__指示 1__. 以下の本文で、第2次あきれたぼういずが出演した劇場として名前が挙がっているものをすべて挙げてください。

__本文__.
★ ★ ★ ★ ★
(前回のあらすじ)
引抜き騒動もようやく解決。新たなメンバーも加わり、「第2次あきれたぼういず」「川田義雄とミルク・ブラザース」としてそれぞれ再始動、久々に舞台に姿を現した。
※あきれたぼういずの基礎情報は(1)を!
浅草に残った川田のミルクブラザース、一方関西へ移った坊屋達の第2次あきれたぼういずは、ここからライバルとして競り合いながら活動していくこととなる。
今回は、1939(昭和14)年後半、再始動後の彼らの活躍を見ていこう。
【第2次あきれたぼういず】
あきれたぼういずは1939年4月末からの京都松竹劇場での初公演の後、6月には大阪の角座、7月には神戸松竹劇場で初披露公演を行っている。
神戸では「あきれた商売往来・儲けまショウ」を上演しているが、このとき劇場に押しかけた人々の殺到ぶりは神戸新聞で「松劇の新記録」として報じられている。
以来、不規則ながら京都・大阪・神戸の劇場を巡演。(大阪での出演劇場は途中から浪花座へ変わっている。)
契約当初に約束されていた通り、三都市の劇場を同じプログラムで回るスタイルだ。
新聞の舞台評を見ていくと、舞台を重ねるうちに、徐々に四人の息が合うようになってきていると評価されている。
ただ、オリジナル時代のネタの再利用も多く、また芸風的にもオリジナル時代から脱却できていない点は繰り返し指摘されている。
移籍当初は、坊屋が中心になってネタを自作していたようだ。
吉本時代は、ネタは全員の持ち寄りでも、それを台本にまとめていたのは川田である。
作者として川田が担っていた役割は大きい。
★ ★ ★ ★ ★
空間注釈レコード:
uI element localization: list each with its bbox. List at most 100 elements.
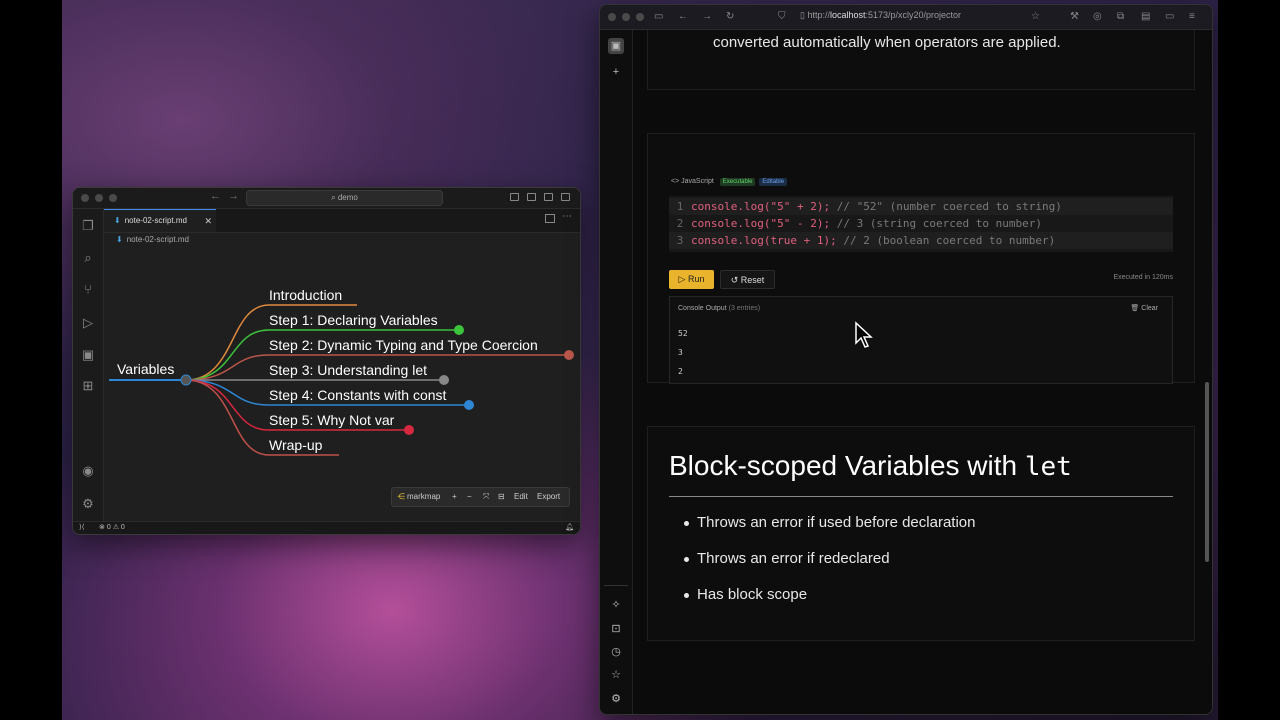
console-row: 3 [678, 348, 683, 357]
page-content: converted automatically when operators a… [633, 30, 1212, 714]
remote-explorer-icon[interactable]: ▣ [79, 346, 97, 364]
toggle-sidebar-icon[interactable] [527, 193, 536, 201]
forward-arrow-icon[interactable]: → [228, 190, 239, 202]
more-actions-icon[interactable]: ⋯ [562, 211, 572, 222]
history-icon[interactable]: ◷ [608, 644, 624, 660]
editor-titlebar: ← → ⌕ demo [73, 188, 580, 209]
zoom-in-button[interactable]: + [452, 488, 457, 506]
back-arrow-icon[interactable]: ← [678, 9, 688, 25]
code-line: 1 console.log("5" + 2); // "52" (number c… [669, 198, 1173, 215]
run-button[interactable]: ▷ Run [669, 270, 714, 289]
split-editor-icon[interactable] [545, 214, 555, 223]
add-sidebar-icon[interactable]: + [608, 64, 624, 80]
menu-icon[interactable]: ≡ [1189, 9, 1195, 25]
sidebar-app-icon[interactable]: ▣ [608, 38, 624, 54]
minimize-window-button[interactable] [95, 194, 103, 202]
markdown-file-icon: ⬇ [114, 216, 121, 225]
screen-icon[interactable]: ▭ [1165, 9, 1174, 25]
editor-tab-bar: ⬇ note-02-script.md ✕ ⋯ [104, 209, 580, 233]
address-bar[interactable]: ▯ http://localhost:5173/p/xcly20/project… [800, 10, 961, 21]
console-row: 2 [678, 367, 683, 376]
account-icon[interactable]: ◎ [1093, 9, 1102, 25]
mindmap-node[interactable]: Introduction [269, 287, 342, 303]
code-editor[interactable]: 1 console.log("5" + 2); // "52" (number c… [669, 196, 1173, 252]
code-block-header: <> JavaScript Executable Editable [671, 178, 788, 186]
toggle-secondary-sidebar-icon[interactable] [561, 193, 570, 201]
error-icon: ⊗ [99, 524, 105, 531]
explorer-icon[interactable]: ❐ [79, 217, 97, 235]
editor-window: ← → ⌕ demo ❐ ⌕ ⑂ ▷ ▣ ⊞ ◉ ⚙ ⬇ note-02-scri… [72, 187, 581, 535]
minimize-window-button[interactable] [622, 13, 630, 21]
reset-icon: ↺ [730, 275, 741, 285]
markmap-logo-icon: ⋲ [397, 492, 405, 501]
warning-icon: ⚠ [112, 524, 119, 531]
mindmap-node[interactable]: Wrap-up [269, 437, 323, 453]
mindmap-collapse-dot[interactable] [464, 400, 474, 410]
trash-icon: 🗑︎ [1130, 305, 1142, 312]
close-window-button[interactable] [608, 13, 616, 21]
back-arrow-icon[interactable]: ← [210, 190, 221, 202]
remote-indicator-icon[interactable]: ⟩⟨ [79, 522, 84, 534]
close-window-button[interactable] [81, 194, 89, 202]
customize-layout-icon[interactable] [510, 193, 519, 201]
reset-button[interactable]: ↺ Reset [720, 270, 775, 289]
breadcrumb[interactable]: ⬇ note-02-script.md [116, 235, 189, 244]
mindmap-node[interactable]: Step 3: Understanding let [269, 362, 427, 378]
extensions-icon[interactable]: ⊞ [79, 377, 97, 395]
reload-icon[interactable]: ↻ [726, 9, 734, 25]
heading-divider [669, 496, 1173, 497]
mindmap-node[interactable]: Step 1: Declaring Variables [269, 312, 438, 328]
scrollbar[interactable] [1205, 382, 1209, 562]
mindmap-root-dot[interactable] [180, 374, 192, 386]
editable-badge: Editable [759, 178, 788, 186]
run-debug-icon[interactable]: ▷ [79, 314, 97, 332]
forward-arrow-icon[interactable]: → [702, 9, 712, 25]
bookmarks-icon[interactable]: ☆ [608, 667, 624, 683]
account-icon[interactable]: ◉ [79, 462, 97, 480]
extensions-icon[interactable]: ⧉ [1117, 9, 1124, 25]
mindmap-root-node[interactable]: Variables [117, 361, 174, 377]
search-icon[interactable]: ⌕ [79, 249, 97, 267]
browser-sidebar: ▣ + ✧ ⊡ ◷ ☆ ⚙ [600, 30, 633, 714]
clear-console-button[interactable]: 🗑︎ Clear [1130, 304, 1158, 312]
markmap-toolbar: ⋲ markmap + − ⤧ ⊟ Edit Export [391, 487, 570, 507]
export-button[interactable]: Export [537, 488, 560, 506]
list-item: Has block scope [683, 586, 808, 603]
mindmap-node[interactable]: Step 2: Dynamic Typing and Type Coercion [269, 337, 538, 353]
problems-indicator[interactable]: ⊗ 0 ⚠ 0 [99, 522, 125, 534]
status-bar: ⟩⟨ ⊗ 0 ⚠ 0 🔔︎ [73, 521, 580, 534]
mindmap-node[interactable]: Step 5: Why Not var [269, 412, 395, 428]
execution-time: Executed in 120ms [1113, 274, 1173, 281]
gear-icon[interactable]: ⚙ [608, 691, 624, 707]
mindmap-collapse-dot[interactable] [454, 325, 464, 335]
tools-icon[interactable]: ⚒ [1070, 9, 1079, 25]
mindmap-node[interactable]: Step 4: Constants with const [269, 387, 447, 403]
maximize-window-button[interactable] [109, 194, 117, 202]
mindmap-collapse-dot[interactable] [404, 425, 414, 435]
bookmark-star-icon[interactable]: ☆ [1031, 9, 1040, 25]
zoom-out-button[interactable]: − [467, 488, 472, 506]
source-control-icon[interactable]: ⑂ [79, 281, 97, 299]
mindmap-collapse-dot[interactable] [564, 350, 574, 360]
gear-icon[interactable]: ⚙ [79, 495, 97, 513]
tab-note-02-script[interactable]: ⬇ note-02-script.md ✕ [104, 209, 216, 232]
list-item: Throws an error if used before declarati… [683, 514, 976, 531]
toggle-recursively-icon[interactable]: ⊟ [498, 488, 505, 506]
toggle-panel-icon[interactable] [544, 193, 553, 201]
executable-badge: Executable [719, 178, 756, 186]
close-tab-icon[interactable]: ✕ [204, 210, 212, 232]
notification-bell-icon[interactable]: 🔔︎ [565, 522, 574, 534]
markmap-mindmap[interactable]: Variables Introduction Step 1: Declaring V… [104, 244, 580, 514]
command-search-box[interactable]: ⌕ demo [246, 190, 443, 206]
mindmap-collapse-dot[interactable] [439, 375, 449, 385]
fit-view-icon[interactable]: ⤧ [483, 488, 489, 506]
containers-icon[interactable]: ▤ [1141, 9, 1150, 25]
edit-button[interactable]: Edit [514, 488, 528, 506]
maximize-window-button[interactable] [636, 13, 644, 21]
screenshot-icon[interactable]: ⊡ [608, 621, 624, 637]
sidebar-toggle-icon[interactable]: ▭ [654, 9, 663, 25]
ai-sparkle-icon[interactable]: ✧ [608, 597, 624, 613]
list-item: Throws an error if redeclared [684, 550, 890, 567]
code-icon: <> [671, 178, 682, 185]
previous-slide-card: converted automatically when operators a… [647, 30, 1195, 90]
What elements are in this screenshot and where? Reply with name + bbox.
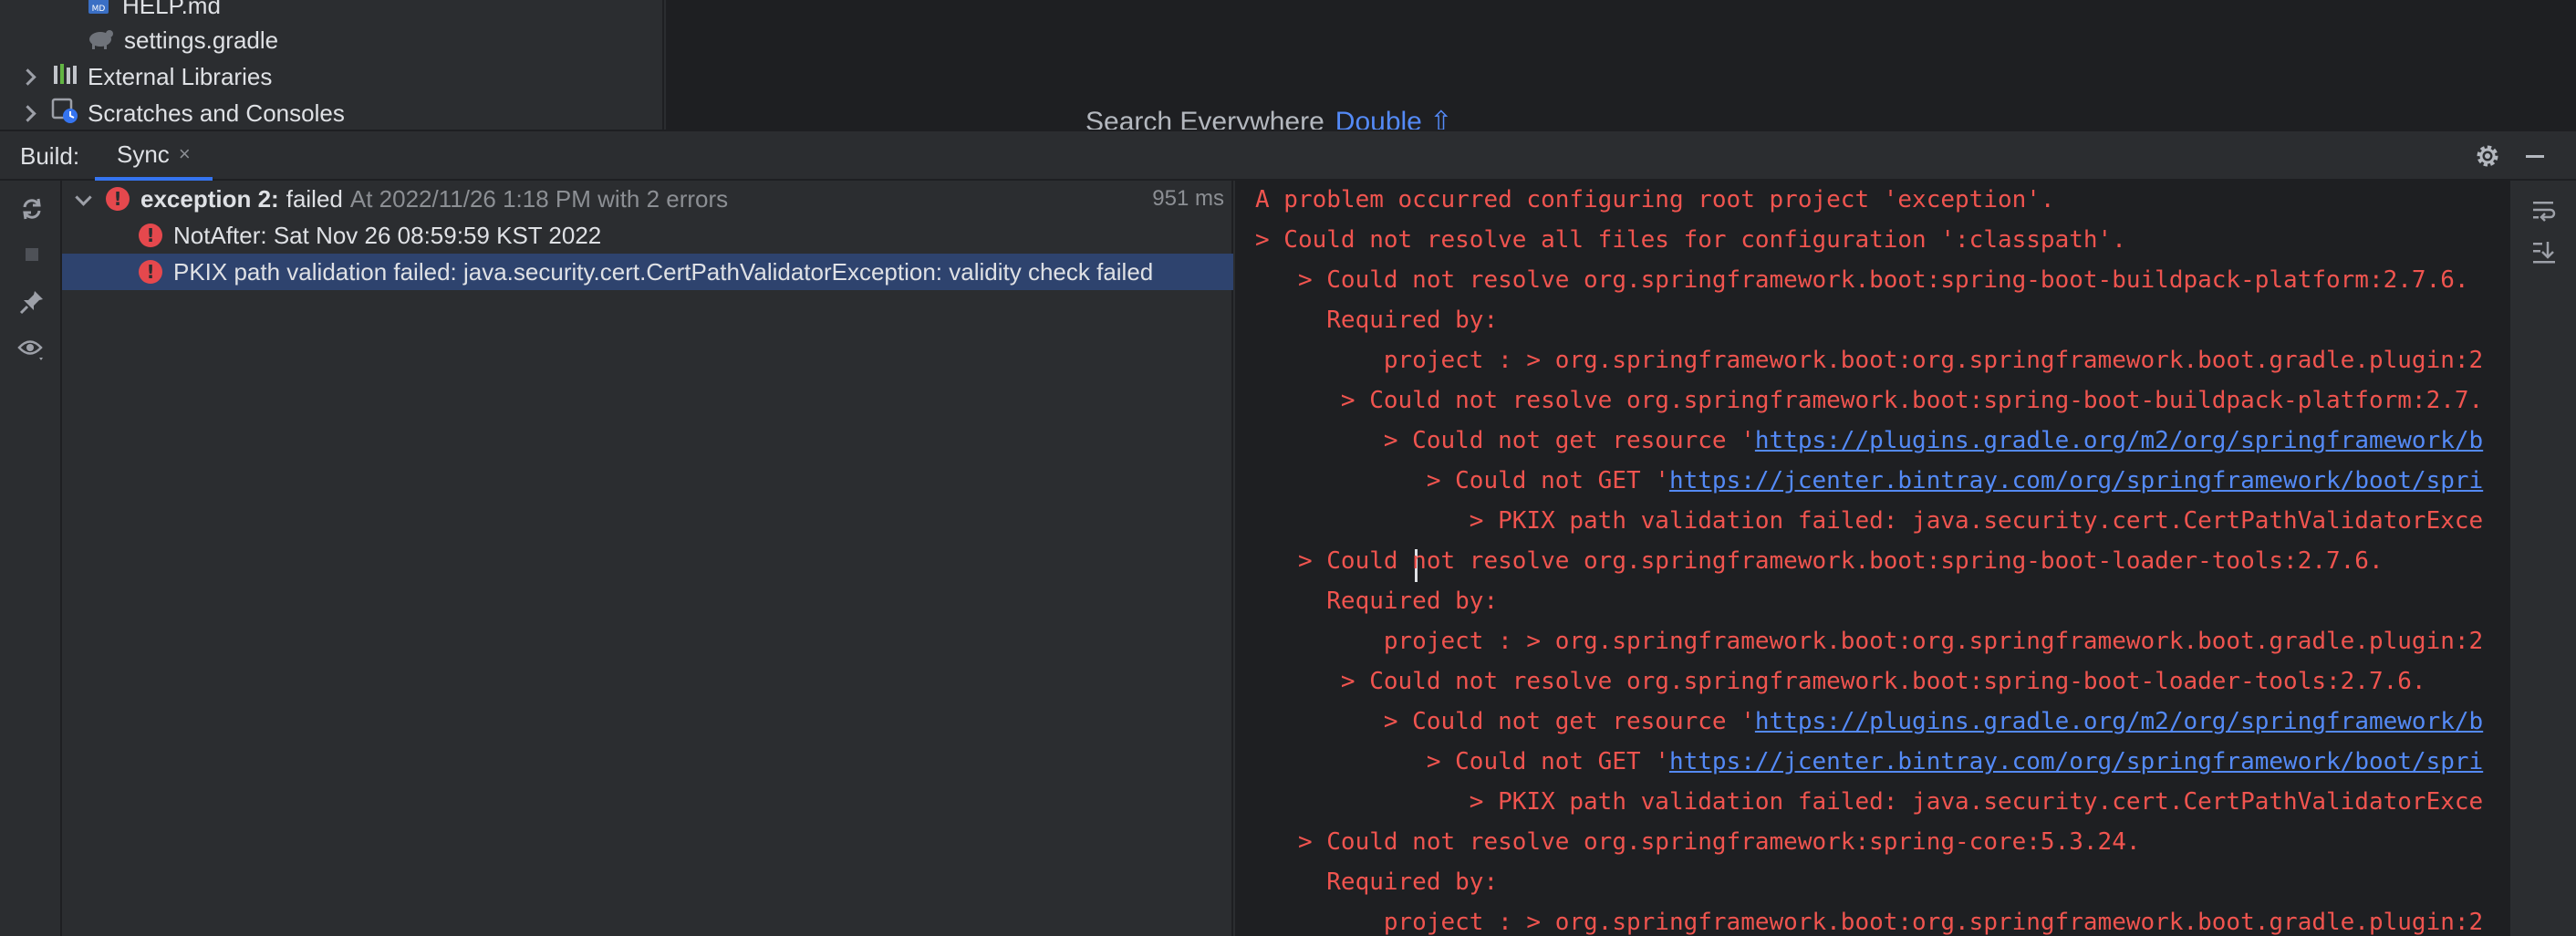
console-line: > Could not resolve org.springframework.…	[1255, 387, 2483, 427]
node-label: PKIX path validation failed: java.securi…	[173, 257, 1154, 286]
tree-item-external-libraries[interactable]: External Libraries	[16, 58, 272, 95]
tree-item-label: HELP.md	[122, 0, 221, 19]
build-root-node[interactable]: ! exception 2: failed At 2022/11/26 1:18…	[62, 181, 1233, 217]
build-left-toolbar	[0, 181, 62, 936]
build-toolwindow-header: Build: Sync ×	[0, 130, 2576, 181]
console-line: > Could not get resource 'https://plugin…	[1255, 427, 2483, 467]
scroll-to-end-icon[interactable]	[2529, 237, 2560, 268]
node-label: NotAfter: Sat Nov 26 08:59:59 KST 2022	[173, 221, 602, 249]
eye-icon[interactable]	[16, 334, 47, 365]
tree-item-scratches-consoles[interactable]: Scratches and Consoles	[16, 95, 345, 131]
sync-icon[interactable]	[16, 193, 47, 224]
console-line-text: > Could not resolve all files for config…	[1255, 226, 2126, 254]
console-line-text: > Could not GET '	[1255, 467, 1669, 494]
error-icon: !	[139, 260, 162, 284]
console-line: > Could not GET 'https://jcenter.bintray…	[1255, 467, 2483, 507]
console-right-toolbar	[2508, 181, 2576, 936]
soft-wrap-icon[interactable]	[2529, 195, 2560, 226]
console-line-text: project : > org.springframework.boot:org…	[1255, 628, 2484, 655]
tree-item-help-md[interactable]: MD HELP.md	[86, 0, 221, 24]
close-icon[interactable]: ×	[179, 142, 191, 166]
tree-item-label: External Libraries	[88, 62, 273, 90]
tab-label: Sync	[117, 140, 170, 168]
console-line-text: project : > org.springframework.boot:org…	[1255, 347, 2484, 374]
build-tree: ! exception 2: failed At 2022/11/26 1:18…	[62, 181, 1233, 936]
minimize-icon[interactable]	[2519, 140, 2550, 172]
console-line: > Could not resolve org.springframework.…	[1255, 547, 2384, 588]
error-icon: !	[139, 224, 162, 247]
scratches-icon	[51, 97, 78, 130]
console-line: project : > org.springframework.boot:org…	[1255, 909, 2483, 936]
node-duration: 951 ms	[1152, 186, 1224, 211]
console-line-text: > Could not get resource '	[1255, 708, 1755, 735]
console-line-text: > PKIX path validation failed: java.secu…	[1255, 507, 2484, 535]
console-line-text: > Could not get resource '	[1255, 427, 1755, 454]
build-child-node[interactable]: ! NotAfter: Sat Nov 26 08:59:59 KST 2022	[62, 217, 1233, 254]
project-tree: MD HELP.md settings.gradle External Libr…	[0, 0, 664, 130]
console-line: > Could not resolve org.springframework.…	[1255, 668, 2426, 708]
stop-icon[interactable]	[16, 239, 47, 270]
node-meta: At 2022/11/26 1:18 PM with 2 errors	[349, 184, 729, 213]
console-link[interactable]: https://plugins.gradle.org/m2/org/spring…	[1755, 427, 2483, 454]
build-child-node-selected[interactable]: ! PKIX path validation failed: java.secu…	[62, 254, 1233, 290]
console-line-text: > Could not resolve org.springframework.…	[1255, 387, 2484, 414]
console-line: > Could not resolve all files for config…	[1255, 226, 2126, 266]
search-everywhere-hint: Search Everywhere Double ⇧	[1085, 106, 1452, 130]
console-line: project : > org.springframework.boot:org…	[1255, 347, 2483, 387]
node-name: exception 2:	[140, 184, 279, 213]
console-line: A problem occurred configuring root proj…	[1255, 186, 2055, 226]
console-line: Required by:	[1255, 307, 1498, 347]
library-icon	[51, 60, 78, 94]
console-line-text: > PKIX path validation failed: java.secu…	[1255, 788, 2484, 816]
hint-shortcut: Double ⇧	[1335, 107, 1453, 130]
console-line-text: A problem occurred configuring root proj…	[1255, 186, 2055, 213]
console-line: > Could not GET 'https://jcenter.bintray…	[1255, 748, 2483, 788]
console-line: > Could not resolve org.springframework.…	[1255, 266, 2469, 307]
console-line-text: > Could not resolve org.springframework:…	[1255, 828, 2141, 856]
console-link[interactable]: https://jcenter.bintray.com/org/springfr…	[1669, 748, 2483, 775]
console-link[interactable]: https://plugins.gradle.org/m2/org/spring…	[1755, 708, 2483, 735]
gradle-file-icon	[86, 24, 115, 57]
node-status: failed	[286, 184, 343, 213]
console-line: > PKIX path validation failed: java.secu…	[1255, 507, 2483, 547]
console-line: > PKIX path validation failed: java.secu…	[1255, 788, 2483, 828]
tree-item-settings-gradle[interactable]: settings.gradle	[86, 22, 278, 58]
console-line-text: > Could not resolve org.springframework.…	[1255, 668, 2426, 695]
build-title: Build:	[20, 142, 80, 170]
console-line-text: Required by:	[1255, 307, 1499, 334]
tree-item-label: Scratches and Consoles	[88, 99, 345, 127]
console-line: Required by:	[1255, 588, 1498, 628]
tree-item-label: settings.gradle	[124, 26, 279, 54]
console-line-text: Required by:	[1255, 588, 1499, 615]
editor-empty-state: Search Everywhere Double ⇧	[666, 0, 2576, 130]
error-icon: !	[106, 187, 130, 211]
console-link[interactable]: https://jcenter.bintray.com/org/springfr…	[1669, 467, 2483, 494]
pin-icon[interactable]	[16, 286, 47, 317]
console-line-text: > Could not resolve org.springframework.…	[1255, 547, 2384, 575]
chevron-right-icon[interactable]	[16, 64, 42, 89]
hint-text: Search Everywhere	[1085, 107, 1324, 130]
console-line: project : > org.springframework.boot:org…	[1255, 628, 2483, 668]
gear-icon[interactable]	[2472, 140, 2503, 172]
chevron-down-icon[interactable]	[71, 186, 97, 212]
svg-text:MD: MD	[92, 5, 106, 14]
console-line: > Could not get resource 'https://plugin…	[1255, 708, 2483, 748]
console-line-text: > Could not GET '	[1255, 748, 1669, 775]
build-console-output[interactable]: A problem occurred configuring root proj…	[1235, 181, 2508, 936]
console-line: > Could not resolve org.springframework:…	[1255, 828, 2141, 868]
console-line-text: > Could not resolve org.springframework.…	[1255, 266, 2469, 294]
chevron-right-icon[interactable]	[16, 100, 42, 126]
console-line-text: Required by:	[1255, 868, 1499, 896]
console-line: Required by:	[1255, 868, 1498, 909]
markdown-file-icon: MD	[86, 0, 113, 23]
console-line-text: project : > org.springframework.boot:org…	[1255, 909, 2484, 936]
tab-sync[interactable]: Sync ×	[95, 131, 213, 181]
★ ★ ★ ★ ★
__指示 2__. 上記のレコードのうち、文字列「PKIX」を含む行をすべて抜き出してください。

__正答 1__. 京都松竹劇場、角座、神戸松竹劇場、浪花座

__正答 2__.
node-label: PKIX path validation failed: java.securi…	[173, 257, 1154, 286]
console-line-text: > PKIX path validation failed: java.secu…	[1255, 507, 2484, 535]
build-child-node-selected[interactable]: ! PKIX path validation failed: java.secu…	[62, 254, 1233, 290]
console-line-text: > PKIX path validation failed: java.secu…	[1255, 788, 2484, 816]
console-line: > PKIX path validation failed: java.secu…	[1255, 507, 2483, 547]
console-line: > PKIX path validation failed: java.secu…	[1255, 788, 2483, 828]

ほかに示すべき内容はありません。